— Start Quoted passage —

Each row is a namespace. Processes in the same namespace share the same namespace ID.


Entering a Namespace: nsenter

Now you’re running something inside a container namespace (maybe via Docker). How do you inspect it from the host? You jump into its namespace with nsenter.

Terminal window
# Container is running (PID 12345 on the host)
$ nsenter --target 12345 --pid --mount --uts --ipc --net bash
# You're now running a bash inside the container's namespaces
# But you're still logged in as your host user (not the container process)
# This is incredibly useful for debugging: you can inspect the container's
# filesystem, network, and process tree without relying on tools inside the container

nsenter is your debugging superpower. If a container is wedged and you can’t exec into it, nsenter lets you jump into its namespace directly from the host.


User Namespaces and Privilege Escalation

Here’s where it gets clever (and slightly scary): the USER namespace.

A USER namespace maps UIDs inside the namespace to different UIDs on the host. The canonical example:

Terminal window
# On the host, you're user 1000
$ id
uid=1000(you) gid=1000(you) ...
# Inside a USER namespace, you can become root (UID 0)
# and the host only sees you as UID 1000
$ unshare --user --map-root-user bash
root@host:/home/you# id
uid=0(root) gid=0(root) ...
# But on the host, the process is still 1000
$ ps aux | grep bash
you 18394 ... bash

This is powerful for security. A process that manages to break out of a USER namespace and become root inside is just an unprivileged user on the host. It can’t actually escalate.

However — and this is a big however — USER namespaces are complex. The mapping is configured in /etc/subuid and /etc/subgid. If not set up correctly, you can still have privilege escalation risks. And not all kernel versions handle USER namespaces equally. Docker, for example, has had historical issues with USER namespace support.

— End Quoted passage —
— Start Material shown —

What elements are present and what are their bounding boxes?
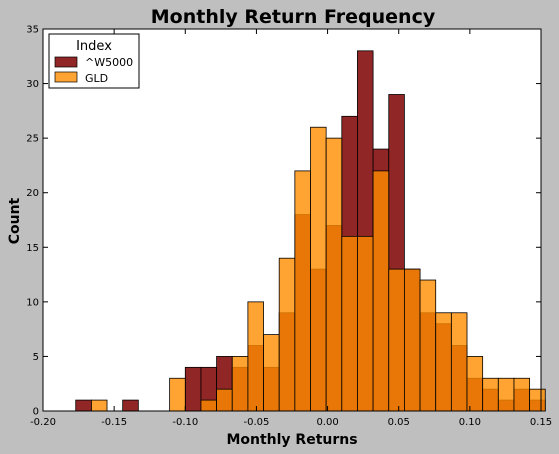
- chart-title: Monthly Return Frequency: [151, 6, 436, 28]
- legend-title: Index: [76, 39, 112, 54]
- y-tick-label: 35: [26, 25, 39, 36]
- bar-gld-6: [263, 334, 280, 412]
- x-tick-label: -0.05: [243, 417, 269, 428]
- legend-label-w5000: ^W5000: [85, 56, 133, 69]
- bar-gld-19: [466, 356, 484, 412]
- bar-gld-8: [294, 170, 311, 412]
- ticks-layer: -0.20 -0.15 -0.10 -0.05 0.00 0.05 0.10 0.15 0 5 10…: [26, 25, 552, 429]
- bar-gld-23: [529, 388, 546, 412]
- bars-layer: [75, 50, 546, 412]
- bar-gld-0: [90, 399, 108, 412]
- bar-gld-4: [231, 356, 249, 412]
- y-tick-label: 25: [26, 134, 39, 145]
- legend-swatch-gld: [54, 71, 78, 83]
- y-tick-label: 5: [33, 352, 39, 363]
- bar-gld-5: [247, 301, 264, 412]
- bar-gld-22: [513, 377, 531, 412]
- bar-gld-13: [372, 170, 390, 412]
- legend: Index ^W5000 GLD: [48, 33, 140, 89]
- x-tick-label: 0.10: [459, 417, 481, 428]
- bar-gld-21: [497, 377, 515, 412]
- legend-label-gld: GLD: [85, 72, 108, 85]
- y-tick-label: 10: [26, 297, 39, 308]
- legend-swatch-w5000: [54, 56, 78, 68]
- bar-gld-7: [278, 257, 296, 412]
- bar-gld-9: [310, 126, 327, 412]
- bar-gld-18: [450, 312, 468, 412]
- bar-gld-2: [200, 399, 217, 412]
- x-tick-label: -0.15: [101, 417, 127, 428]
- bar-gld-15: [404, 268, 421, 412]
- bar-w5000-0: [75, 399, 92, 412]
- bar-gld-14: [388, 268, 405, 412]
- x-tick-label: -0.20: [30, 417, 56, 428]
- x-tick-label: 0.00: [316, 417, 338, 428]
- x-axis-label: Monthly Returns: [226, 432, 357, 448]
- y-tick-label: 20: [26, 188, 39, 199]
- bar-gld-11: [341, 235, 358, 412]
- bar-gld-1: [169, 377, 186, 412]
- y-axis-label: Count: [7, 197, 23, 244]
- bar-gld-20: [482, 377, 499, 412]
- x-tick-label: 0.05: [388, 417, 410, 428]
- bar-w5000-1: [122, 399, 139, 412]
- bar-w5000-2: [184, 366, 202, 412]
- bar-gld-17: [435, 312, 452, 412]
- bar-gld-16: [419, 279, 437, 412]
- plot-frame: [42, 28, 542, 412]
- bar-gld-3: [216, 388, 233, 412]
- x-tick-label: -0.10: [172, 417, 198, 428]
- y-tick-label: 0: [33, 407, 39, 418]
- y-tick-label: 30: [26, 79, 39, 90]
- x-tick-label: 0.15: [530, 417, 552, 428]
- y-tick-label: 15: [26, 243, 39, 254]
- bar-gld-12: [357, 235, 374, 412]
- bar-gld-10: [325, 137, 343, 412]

— End Material shown —
— Start Material shown —

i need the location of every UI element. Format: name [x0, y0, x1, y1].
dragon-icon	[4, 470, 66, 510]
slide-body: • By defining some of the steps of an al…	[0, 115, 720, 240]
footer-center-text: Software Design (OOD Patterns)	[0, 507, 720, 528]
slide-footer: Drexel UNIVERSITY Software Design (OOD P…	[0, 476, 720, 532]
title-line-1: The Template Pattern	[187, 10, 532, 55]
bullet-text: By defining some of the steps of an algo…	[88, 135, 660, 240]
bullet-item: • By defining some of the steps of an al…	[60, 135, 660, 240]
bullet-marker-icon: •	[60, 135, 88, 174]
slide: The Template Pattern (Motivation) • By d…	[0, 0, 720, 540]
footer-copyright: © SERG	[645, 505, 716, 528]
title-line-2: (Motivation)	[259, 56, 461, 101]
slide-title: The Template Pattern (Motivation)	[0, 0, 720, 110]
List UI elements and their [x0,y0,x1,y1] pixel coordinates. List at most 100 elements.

— End Material shown —

Stated task ▸
Check each statement against the namespaces passage and mark it yes or no, quoting the exact words from the passage that decide it.
1. nsenter can take you into a container's namespace from the host even when you can't exec into the container.
2. After running nsenter, you are logged in as the container process's user.
3. The USER namespace mapping is configured in /etc/passwd.

The response ▸
1. Yes: "If a container is wedged and you can’t exec into it, nsenter lets you jump into its namespace directly from the host."
2. No: "But you're still logged in as your host user (not the container process)"
3. No: "The mapping is configured in /etc/subuid and /etc/subgid."